**What you need to do:** Return the material below in full and exactly.

**Information shown:**
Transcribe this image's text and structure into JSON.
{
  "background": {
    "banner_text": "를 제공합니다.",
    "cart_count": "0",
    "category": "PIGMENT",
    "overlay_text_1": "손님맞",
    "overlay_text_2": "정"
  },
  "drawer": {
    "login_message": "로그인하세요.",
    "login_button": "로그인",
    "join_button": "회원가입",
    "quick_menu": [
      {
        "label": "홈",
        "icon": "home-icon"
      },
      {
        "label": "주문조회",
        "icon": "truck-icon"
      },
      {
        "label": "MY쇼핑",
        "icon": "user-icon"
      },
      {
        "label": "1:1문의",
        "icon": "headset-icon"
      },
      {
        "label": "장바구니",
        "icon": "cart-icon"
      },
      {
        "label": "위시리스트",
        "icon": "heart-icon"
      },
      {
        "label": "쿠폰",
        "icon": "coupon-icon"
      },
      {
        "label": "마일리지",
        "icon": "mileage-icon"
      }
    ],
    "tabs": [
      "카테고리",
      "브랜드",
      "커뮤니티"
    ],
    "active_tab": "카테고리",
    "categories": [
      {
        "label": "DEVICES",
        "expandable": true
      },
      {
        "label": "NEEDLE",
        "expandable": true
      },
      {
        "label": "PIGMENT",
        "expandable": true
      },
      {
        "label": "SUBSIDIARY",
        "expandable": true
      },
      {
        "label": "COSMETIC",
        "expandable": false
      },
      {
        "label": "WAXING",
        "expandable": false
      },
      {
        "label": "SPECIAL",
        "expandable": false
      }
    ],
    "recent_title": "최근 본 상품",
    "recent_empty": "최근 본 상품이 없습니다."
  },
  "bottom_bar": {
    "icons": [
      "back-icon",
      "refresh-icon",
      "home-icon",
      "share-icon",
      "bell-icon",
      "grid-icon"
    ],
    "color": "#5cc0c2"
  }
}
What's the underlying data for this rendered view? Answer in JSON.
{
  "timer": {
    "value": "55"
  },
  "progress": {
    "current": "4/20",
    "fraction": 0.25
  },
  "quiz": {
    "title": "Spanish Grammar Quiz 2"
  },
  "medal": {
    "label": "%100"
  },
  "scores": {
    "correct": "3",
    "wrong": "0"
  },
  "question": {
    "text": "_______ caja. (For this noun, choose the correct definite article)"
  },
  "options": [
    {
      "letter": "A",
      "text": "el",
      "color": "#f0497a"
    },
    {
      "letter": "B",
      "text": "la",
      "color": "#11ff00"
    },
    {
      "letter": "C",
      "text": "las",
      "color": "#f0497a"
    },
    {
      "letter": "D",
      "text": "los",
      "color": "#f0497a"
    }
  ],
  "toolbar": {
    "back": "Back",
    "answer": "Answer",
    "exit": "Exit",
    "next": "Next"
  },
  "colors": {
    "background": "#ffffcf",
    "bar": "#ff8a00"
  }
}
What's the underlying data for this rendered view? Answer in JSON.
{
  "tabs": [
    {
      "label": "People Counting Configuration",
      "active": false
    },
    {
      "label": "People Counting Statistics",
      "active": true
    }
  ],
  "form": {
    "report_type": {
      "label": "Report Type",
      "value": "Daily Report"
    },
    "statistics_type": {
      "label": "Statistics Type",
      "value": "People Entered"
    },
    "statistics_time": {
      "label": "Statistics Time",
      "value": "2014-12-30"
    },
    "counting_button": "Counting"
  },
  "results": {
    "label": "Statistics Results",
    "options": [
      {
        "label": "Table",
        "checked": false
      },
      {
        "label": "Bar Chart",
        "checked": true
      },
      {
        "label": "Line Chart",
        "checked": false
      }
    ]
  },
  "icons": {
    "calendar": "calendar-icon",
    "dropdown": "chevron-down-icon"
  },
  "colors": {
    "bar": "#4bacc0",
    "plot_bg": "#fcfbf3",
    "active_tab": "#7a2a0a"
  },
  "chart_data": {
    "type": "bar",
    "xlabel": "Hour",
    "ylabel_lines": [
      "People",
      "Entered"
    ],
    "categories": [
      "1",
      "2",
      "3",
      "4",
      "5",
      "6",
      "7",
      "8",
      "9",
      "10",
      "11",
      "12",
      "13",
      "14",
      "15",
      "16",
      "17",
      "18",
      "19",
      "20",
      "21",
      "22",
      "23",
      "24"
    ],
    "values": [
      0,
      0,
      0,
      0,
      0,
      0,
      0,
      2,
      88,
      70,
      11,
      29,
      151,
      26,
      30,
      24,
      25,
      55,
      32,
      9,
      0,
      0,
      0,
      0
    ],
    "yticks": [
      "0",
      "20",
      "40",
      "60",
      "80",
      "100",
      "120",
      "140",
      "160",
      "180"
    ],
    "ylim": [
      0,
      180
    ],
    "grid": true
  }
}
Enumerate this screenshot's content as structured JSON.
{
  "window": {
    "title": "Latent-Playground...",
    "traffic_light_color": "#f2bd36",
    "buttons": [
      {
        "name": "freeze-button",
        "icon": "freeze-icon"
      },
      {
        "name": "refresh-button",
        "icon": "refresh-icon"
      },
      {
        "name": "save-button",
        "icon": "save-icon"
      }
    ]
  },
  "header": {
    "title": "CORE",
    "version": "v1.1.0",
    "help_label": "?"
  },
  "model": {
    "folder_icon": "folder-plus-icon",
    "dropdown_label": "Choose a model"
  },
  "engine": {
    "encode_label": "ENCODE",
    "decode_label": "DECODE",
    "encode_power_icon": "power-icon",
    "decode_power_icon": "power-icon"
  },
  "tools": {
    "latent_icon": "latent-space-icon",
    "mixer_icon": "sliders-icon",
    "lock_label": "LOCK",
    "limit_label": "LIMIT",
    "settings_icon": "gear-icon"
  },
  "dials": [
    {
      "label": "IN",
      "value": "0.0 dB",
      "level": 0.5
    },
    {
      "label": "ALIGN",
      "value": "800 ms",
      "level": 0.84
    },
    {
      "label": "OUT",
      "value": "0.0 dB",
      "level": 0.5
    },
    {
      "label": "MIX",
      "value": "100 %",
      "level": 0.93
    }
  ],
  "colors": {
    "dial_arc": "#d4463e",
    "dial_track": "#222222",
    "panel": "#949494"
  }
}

**Result of the exercise:**
Transcribe this image's text and structure into JSON.
{
  "background": {
    "banner_text": "를 제공합니다.",
    "cart_count": "0",
    "category": "PIGMENT",
    "overlay_text_1": "손님맞",
    "overlay_text_2": "정"
  },
  "drawer": {
    "login_message": "로그인하세요.",
    "login_button": "로그인",
    "join_button": "회원가입",
    "quick_menu": [
      {
        "label": "홈",
        "icon": "home-icon"
      },
      {
        "label": "주문조회",
        "icon": "truck-icon"
      },
      {
        "label": "MY쇼핑",
        "icon": "user-icon"
      },
      {
        "label": "1:1문의",
        "icon": "headset-icon"
      },
      {
        "label": "장바구니",
        "icon": "cart-icon"
      },
      {
        "label": "위시리스트",
        "icon": "heart-icon"
      },
      {
        "label": "쿠폰",
        "icon": "coupon-icon"
      },
      {
        "label": "마일리지",
        "icon": "mileage-icon"
      }
    ],
    "tabs": [
      "카테고리",
      "브랜드",
      "커뮤니티"
    ],
    "active_tab": "카테고리",
    "categories": [
      {
        "label": "DEVICES",
        "expandable": true
      },
      {
        "label": "NEEDLE",
        "expandable": true
      },
      {
        "label": "PIGMENT",
        "expandable": true
      },
      {
        "label": "SUBSIDIARY",
        "expandable": true
      },
      {
        "label": "COSMETIC",
        "expandable": false
      },
      {
        "label": "WAXING",
        "expandable": false
      },
      {
        "label": "SPECIAL",
        "expandable": false
      }
    ],
    "recent_title": "최근 본 상품",
    "recent_empty": "최근 본 상품이 없습니다."
  },
  "bottom_bar": {
    "icons": [
      "back-icon",
      "refresh-icon",
      "home-icon",
      "share-icon",
      "bell-icon",
      "grid-icon"
    ],
    "color": "#5cc0c2"
  }
}
What's the underlying data for this rendered view? Answer in JSON.
{
  "timer": {
    "value": "55"
  },
  "progress": {
    "current": "4/20",
    "fraction": 0.25
  },
  "quiz": {
    "title": "Spanish Grammar Quiz 2"
  },
  "medal": {
    "label": "%100"
  },
  "scores": {
    "correct": "3",
    "wrong": "0"
  },
  "question": {
    "text": "_______ caja. (For this noun, choose the correct definite article)"
  },
  "options": [
    {
      "letter": "A",
      "text": "el",
      "color": "#f0497a"
    },
    {
      "letter": "B",
      "text": "la",
      "color": "#11ff00"
    },
    {
      "letter": "C",
      "text": "las",
      "color": "#f0497a"
    },
    {
      "letter": "D",
      "text": "los",
      "color": "#f0497a"
    }
  ],
  "toolbar": {
    "back": "Back",
    "answer": "Answer",
    "exit": "Exit",
    "next": "Next"
  },
  "colors": {
    "background": "#ffffcf",
    "bar": "#ff8a00"
  }
}
What's the underlying data for this rendered view? Answer in JSON.
{
  "tabs": [
    {
      "label": "People Counting Configuration",
      "active": false
    },
    {
      "label": "People Counting Statistics",
      "active": true
    }
  ],
  "form": {
    "report_type": {
      "label": "Report Type",
      "value": "Daily Report"
    },
    "statistics_type": {
      "label": "Statistics Type",
      "value": "People Entered"
    },
    "statistics_time": {
      "label": "Statistics Time",
      "value": "2014-12-30"
    },
    "counting_button": "Counting"
  },
  "results": {
    "label": "Statistics Results",
    "options": [
      {
        "label": "Table",
        "checked": false
      },
      {
        "label": "Bar Chart",
        "checked": true
      },
      {
        "label": "Line Chart",
        "checked": false
      }
    ]
  },
  "icons": {
    "calendar": "calendar-icon",
    "dropdown": "chevron-down-icon"
  },
  "colors": {
    "bar": "#4bacc0",
    "plot_bg": "#fcfbf3",
    "active_tab": "#7a2a0a"
  },
  "chart_data": {
    "type": "bar",
    "xlabel": "Hour",
    "ylabel_lines": [
      "People",
      "Entered"
    ],
    "categories": [
      "1",
      "2",
      "3",
      "4",
      "5",
      "6",
      "7",
      "8",
      "9",
      "10",
      "11",
      "12",
      "13",
      "14",
      "15",
      "16",
      "17",
      "18",
      "19",
      "20",
      "21",
      "22",
      "23",
      "24"
    ],
    "values": [
      0,
      0,
      0,
      0,
      0,
      0,
      0,
      2,
      88,
      70,
      11,
      29,
      151,
      26,
      30,
      24,
      25,
      55,
      32,
      9,
      0,
      0,
      0,
      0
    ],
    "yticks": [
      "0",
      "20",
      "40",
      "60",
      "80",
      "100",
      "120",
      "140",
      "160",
      "180"
    ],
    "ylim": [
      0,
      180
    ],
    "grid": true
  }
}
Enumerate this screenshot's content as structured JSON.
{
  "window": {
    "title": "Latent-Playground...",
    "traffic_light_color": "#f2bd36",
    "buttons": [
      {
        "name": "freeze-button",
        "icon": "freeze-icon"
      },
      {
        "name": "refresh-button",
        "icon": "refresh-icon"
      },
      {
        "name": "save-button",
        "icon": "save-icon"
      }
    ]
  },
  "header": {
    "title": "CORE",
    "version": "v1.1.0",
    "help_label": "?"
  },
  "model": {
    "folder_icon": "folder-plus-icon",
    "dropdown_label": "Choose a model"
  },
  "engine": {
    "encode_label": "ENCODE",
    "decode_label": "DECODE",
    "encode_power_icon": "power-icon",
    "decode_power_icon": "power-icon"
  },
  "tools": {
    "latent_icon": "latent-space-icon",
    "mixer_icon": "sliders-icon",
    "lock_label": "LOCK",
    "limit_label": "LIMIT",
    "settings_icon": "gear-icon"
  },
  "dials": [
    {
      "label": "IN",
      "value": "0.0 dB",
      "level": 0.5
    },
    {
      "label": "ALIGN",
      "value": "800 ms",
      "level": 0.84
    },
    {
      "label": "OUT",
      "value": "0.0 dB",
      "level": 0.5
    },
    {
      "label": "MIX",
      "value": "100 %",
      "level": 0.93
    }
  ],
  "colors": {
    "dial_arc": "#d4463e",
    "dial_track": "#222222",
    "panel": "#949494"
  }
}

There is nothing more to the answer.